- _Task prompt_: Copy out every line containing the word "跟版网模板".

[Entries taken from a collection]

· · · ·

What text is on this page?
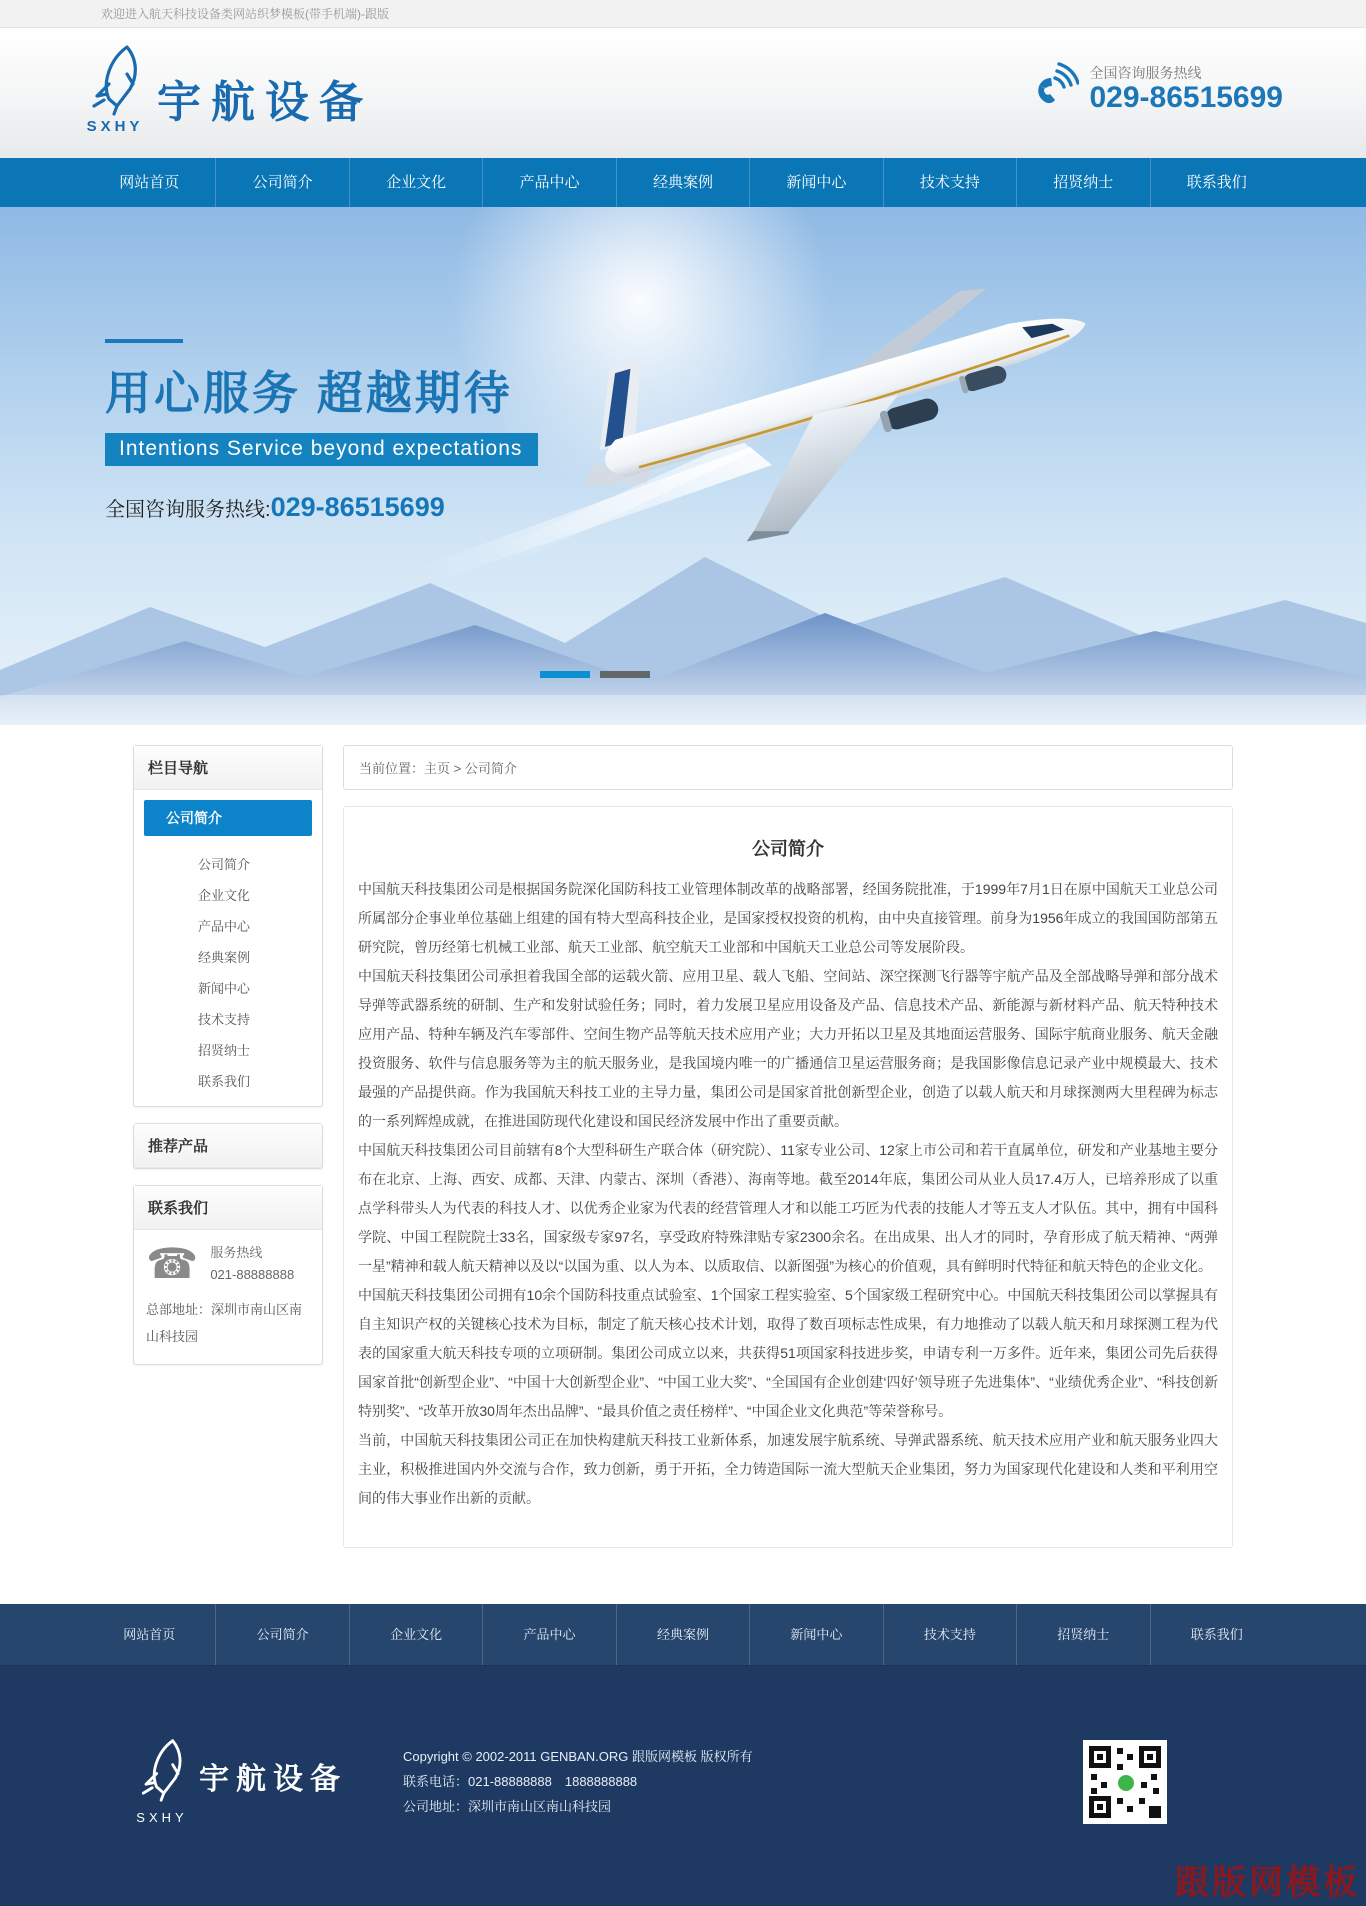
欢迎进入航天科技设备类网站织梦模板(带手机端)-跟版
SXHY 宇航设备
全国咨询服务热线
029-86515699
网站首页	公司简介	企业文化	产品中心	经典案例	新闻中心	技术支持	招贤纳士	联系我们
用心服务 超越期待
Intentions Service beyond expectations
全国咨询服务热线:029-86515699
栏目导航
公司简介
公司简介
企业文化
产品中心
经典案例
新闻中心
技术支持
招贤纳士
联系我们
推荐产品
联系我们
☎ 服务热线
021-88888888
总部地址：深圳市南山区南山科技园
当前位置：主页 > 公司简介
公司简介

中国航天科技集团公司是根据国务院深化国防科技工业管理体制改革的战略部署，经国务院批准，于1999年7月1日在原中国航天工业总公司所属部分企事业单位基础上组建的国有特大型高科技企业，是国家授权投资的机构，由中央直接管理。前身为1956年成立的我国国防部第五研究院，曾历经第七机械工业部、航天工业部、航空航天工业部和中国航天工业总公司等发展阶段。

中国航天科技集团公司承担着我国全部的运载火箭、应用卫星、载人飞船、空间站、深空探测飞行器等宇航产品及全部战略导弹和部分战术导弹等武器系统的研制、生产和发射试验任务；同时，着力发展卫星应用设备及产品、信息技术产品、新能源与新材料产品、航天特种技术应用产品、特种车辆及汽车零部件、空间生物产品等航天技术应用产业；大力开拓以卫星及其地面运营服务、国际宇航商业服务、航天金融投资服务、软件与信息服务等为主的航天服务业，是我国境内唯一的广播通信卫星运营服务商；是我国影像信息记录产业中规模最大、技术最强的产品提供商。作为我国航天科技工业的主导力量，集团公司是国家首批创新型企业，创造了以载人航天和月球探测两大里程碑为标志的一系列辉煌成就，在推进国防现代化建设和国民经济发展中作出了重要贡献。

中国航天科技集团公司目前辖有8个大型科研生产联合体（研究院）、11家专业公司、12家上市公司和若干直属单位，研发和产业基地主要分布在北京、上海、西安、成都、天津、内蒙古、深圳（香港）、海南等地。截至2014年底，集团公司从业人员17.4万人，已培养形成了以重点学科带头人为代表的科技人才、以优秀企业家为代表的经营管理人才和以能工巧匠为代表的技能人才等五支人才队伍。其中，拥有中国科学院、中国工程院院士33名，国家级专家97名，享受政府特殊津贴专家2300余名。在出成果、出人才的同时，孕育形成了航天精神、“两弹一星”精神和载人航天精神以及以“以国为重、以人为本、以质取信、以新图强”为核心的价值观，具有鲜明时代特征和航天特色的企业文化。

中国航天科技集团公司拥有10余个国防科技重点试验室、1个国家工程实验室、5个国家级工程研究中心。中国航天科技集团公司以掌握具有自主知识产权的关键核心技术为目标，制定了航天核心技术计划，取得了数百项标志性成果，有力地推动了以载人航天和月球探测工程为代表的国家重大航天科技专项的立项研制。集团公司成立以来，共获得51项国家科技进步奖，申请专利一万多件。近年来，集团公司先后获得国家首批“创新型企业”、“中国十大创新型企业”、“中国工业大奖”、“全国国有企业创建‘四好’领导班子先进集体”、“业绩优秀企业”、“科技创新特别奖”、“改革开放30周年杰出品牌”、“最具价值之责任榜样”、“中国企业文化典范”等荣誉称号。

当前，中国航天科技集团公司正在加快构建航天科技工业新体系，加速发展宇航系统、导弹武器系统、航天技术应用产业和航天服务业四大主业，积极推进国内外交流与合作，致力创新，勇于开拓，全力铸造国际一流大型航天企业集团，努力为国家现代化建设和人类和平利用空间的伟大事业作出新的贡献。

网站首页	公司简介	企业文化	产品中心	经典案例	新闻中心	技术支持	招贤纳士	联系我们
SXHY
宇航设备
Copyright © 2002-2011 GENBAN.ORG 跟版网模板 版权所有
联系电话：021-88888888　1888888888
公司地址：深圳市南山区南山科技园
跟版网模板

· · · ·

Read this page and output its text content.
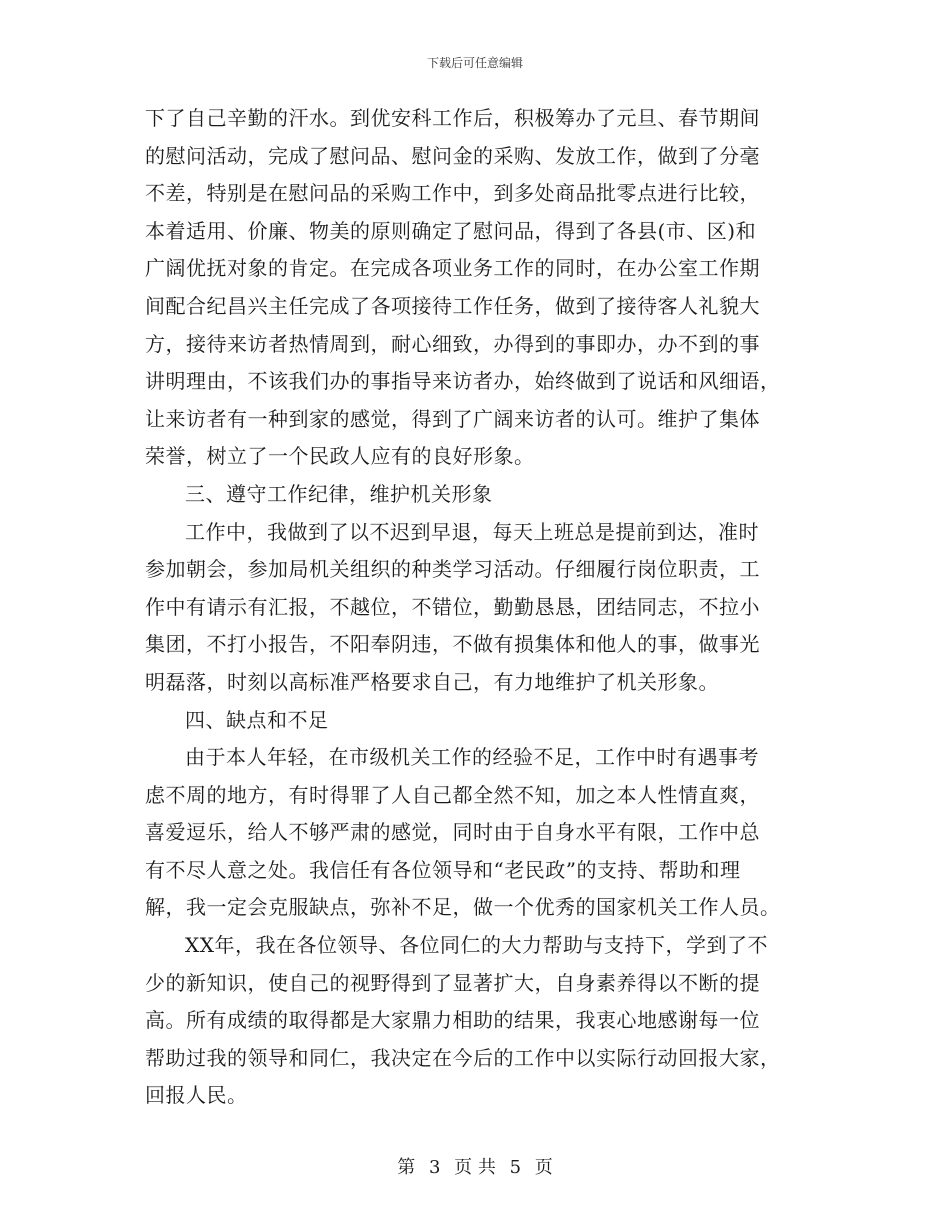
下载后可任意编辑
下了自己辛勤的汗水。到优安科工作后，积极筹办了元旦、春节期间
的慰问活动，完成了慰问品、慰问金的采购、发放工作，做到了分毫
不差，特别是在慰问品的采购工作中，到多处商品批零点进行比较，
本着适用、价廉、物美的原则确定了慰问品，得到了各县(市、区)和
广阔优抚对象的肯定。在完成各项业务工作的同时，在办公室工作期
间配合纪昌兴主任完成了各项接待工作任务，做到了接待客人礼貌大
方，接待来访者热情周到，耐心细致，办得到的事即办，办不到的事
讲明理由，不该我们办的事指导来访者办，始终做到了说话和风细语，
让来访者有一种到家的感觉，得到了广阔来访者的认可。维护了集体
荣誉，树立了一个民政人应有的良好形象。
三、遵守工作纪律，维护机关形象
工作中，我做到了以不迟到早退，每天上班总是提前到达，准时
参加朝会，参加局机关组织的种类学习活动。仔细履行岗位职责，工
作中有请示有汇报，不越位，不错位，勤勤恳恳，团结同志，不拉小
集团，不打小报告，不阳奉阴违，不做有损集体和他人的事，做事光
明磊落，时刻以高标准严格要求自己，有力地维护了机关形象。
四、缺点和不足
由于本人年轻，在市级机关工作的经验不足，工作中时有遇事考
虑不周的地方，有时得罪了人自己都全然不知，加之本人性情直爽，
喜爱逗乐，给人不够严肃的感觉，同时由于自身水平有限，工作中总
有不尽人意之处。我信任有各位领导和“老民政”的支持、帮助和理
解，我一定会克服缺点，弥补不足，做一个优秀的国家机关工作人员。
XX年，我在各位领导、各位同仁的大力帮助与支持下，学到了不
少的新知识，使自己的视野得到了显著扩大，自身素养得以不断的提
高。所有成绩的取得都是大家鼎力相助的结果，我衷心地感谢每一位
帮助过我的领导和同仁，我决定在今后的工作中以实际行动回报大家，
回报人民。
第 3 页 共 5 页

· · · ·

- _Response to the exercise_:
Copyright © 2002-2011 GENBAN.ORG 跟版网模板 版权所有
跟版网模板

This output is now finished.